[start of MATERIAL SUPPLIED]

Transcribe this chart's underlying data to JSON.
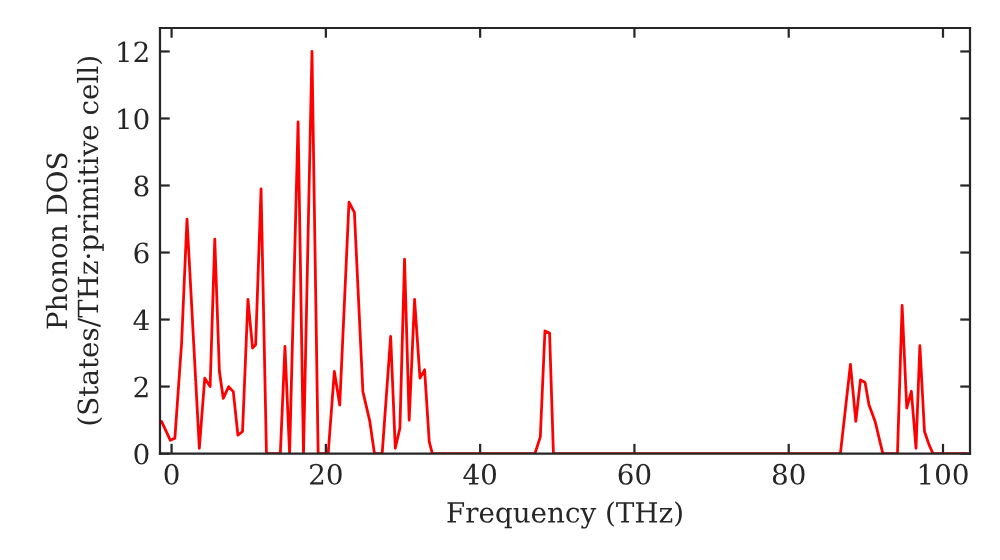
{
  "chart_data": {
    "type": "line",
    "xlabel": "Frequency (THz)",
    "ylabel": "Phonon DOS\n(States/THz·primitive cell)",
    "xlim": [
      -1.5,
      103.5
    ],
    "ylim": [
      0,
      12.7
    ],
    "xticks": [
      0,
      20,
      40,
      60,
      80,
      100
    ],
    "yticks": [
      0,
      2,
      4,
      6,
      8,
      10,
      12
    ],
    "grid": false,
    "legend": false,
    "series": [
      {
        "color": "#ff0000",
        "x": [
          -1.3,
          -0.17,
          0.43,
          1.3,
          2.0,
          3.6,
          4.3,
          5.0,
          5.6,
          6.2,
          6.7,
          7.4,
          8.0,
          8.6,
          9.2,
          9.9,
          10.5,
          10.9,
          11.6,
          12.3,
          14.1,
          14.7,
          15.3,
          16.4,
          17.1,
          18.2,
          19.0,
          20.3,
          21.1,
          21.8,
          23.0,
          23.7,
          24.8,
          25.7,
          26.3,
          27.3,
          28.4,
          29.0,
          29.6,
          30.2,
          30.8,
          31.5,
          32.2,
          32.8,
          33.4,
          33.8,
          40.5,
          47.1,
          47.8,
          48.4,
          49.0,
          49.5,
          86.7,
          88.0,
          88.7,
          89.3,
          89.9,
          90.4,
          91.2,
          92.2,
          94.1,
          94.7,
          95.3,
          95.9,
          96.5,
          97.0,
          97.6,
          98.2,
          98.7,
          103.0
        ],
        "values": [
          0.96,
          0.4,
          0.46,
          3.3,
          7.0,
          0.16,
          2.25,
          2.0,
          6.4,
          2.45,
          1.65,
          2.0,
          1.85,
          0.55,
          0.66,
          4.6,
          3.15,
          3.25,
          7.9,
          0,
          0,
          3.2,
          0,
          9.9,
          0,
          12.0,
          0,
          0,
          2.45,
          1.45,
          7.5,
          7.2,
          1.85,
          0.96,
          0,
          0,
          3.5,
          0.16,
          0.76,
          5.8,
          1.0,
          4.6,
          2.25,
          2.5,
          0.36,
          0,
          0,
          0,
          0.5,
          3.66,
          3.6,
          0,
          0,
          2.66,
          0.96,
          2.2,
          2.12,
          1.46,
          0.96,
          0,
          0,
          4.42,
          1.36,
          1.86,
          0.16,
          3.22,
          0.66,
          0.26,
          0,
          0
        ]
      }
    ]
  }
}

[end of MATERIAL SUPPLIED]

- EXERCISE DESCRIPTION:
Return the listing above unchanged, apart from dropping its pictures.

- EXERCISE OUTPUT:
Transcribe this chart's underlying data to JSON.
{
  "chart_data": {
    "type": "line",
    "xlabel": "Frequency (THz)",
    "ylabel": "Phonon DOS\n(States/THz·primitive cell)",
    "xlim": [
      -1.5,
      103.5
    ],
    "ylim": [
      0,
      12.7
    ],
    "xticks": [
      0,
      20,
      40,
      60,
      80,
      100
    ],
    "yticks": [
      0,
      2,
      4,
      6,
      8,
      10,
      12
    ],
    "grid": false,
    "legend": false,
    "series": [
      {
        "color": "#ff0000",
        "x": [
          -1.3,
          -0.17,
          0.43,
          1.3,
          2.0,
          3.6,
          4.3,
          5.0,
          5.6,
          6.2,
          6.7,
          7.4,
          8.0,
          8.6,
          9.2,
          9.9,
          10.5,
          10.9,
          11.6,
          12.3,
          14.1,
          14.7,
          15.3,
          16.4,
          17.1,
          18.2,
          19.0,
          20.3,
          21.1,
          21.8,
          23.0,
          23.7,
          24.8,
          25.7,
          26.3,
          27.3,
          28.4,
          29.0,
          29.6,
          30.2,
          30.8,
          31.5,
          32.2,
          32.8,
          33.4,
          33.8,
          40.5,
          47.1,
          47.8,
          48.4,
          49.0,
          49.5,
          86.7,
          88.0,
          88.7,
          89.3,
          89.9,
          90.4,
          91.2,
          92.2,
          94.1,
          94.7,
          95.3,
          95.9,
          96.5,
          97.0,
          97.6,
          98.2,
          98.7,
          103.0
        ],
        "values": [
          0.96,
          0.4,
          0.46,
          3.3,
          7.0,
          0.16,
          2.25,
          2.0,
          6.4,
          2.45,
          1.65,
          2.0,
          1.85,
          0.55,
          0.66,
          4.6,
          3.15,
          3.25,
          7.9,
          0,
          0,
          3.2,
          0,
          9.9,
          0,
          12.0,
          0,
          0,
          2.45,
          1.45,
          7.5,
          7.2,
          1.85,
          0.96,
          0,
          0,
          3.5,
          0.16,
          0.76,
          5.8,
          1.0,
          4.6,
          2.25,
          2.5,
          0.36,
          0,
          0,
          0,
          0.5,
          3.66,
          3.6,
          0,
          0,
          2.66,
          0.96,
          2.2,
          2.12,
          1.46,
          0.96,
          0,
          0,
          4.42,
          1.36,
          1.86,
          0.16,
          3.22,
          0.66,
          0.26,
          0,
          0
        ]
      }
    ]
  }
}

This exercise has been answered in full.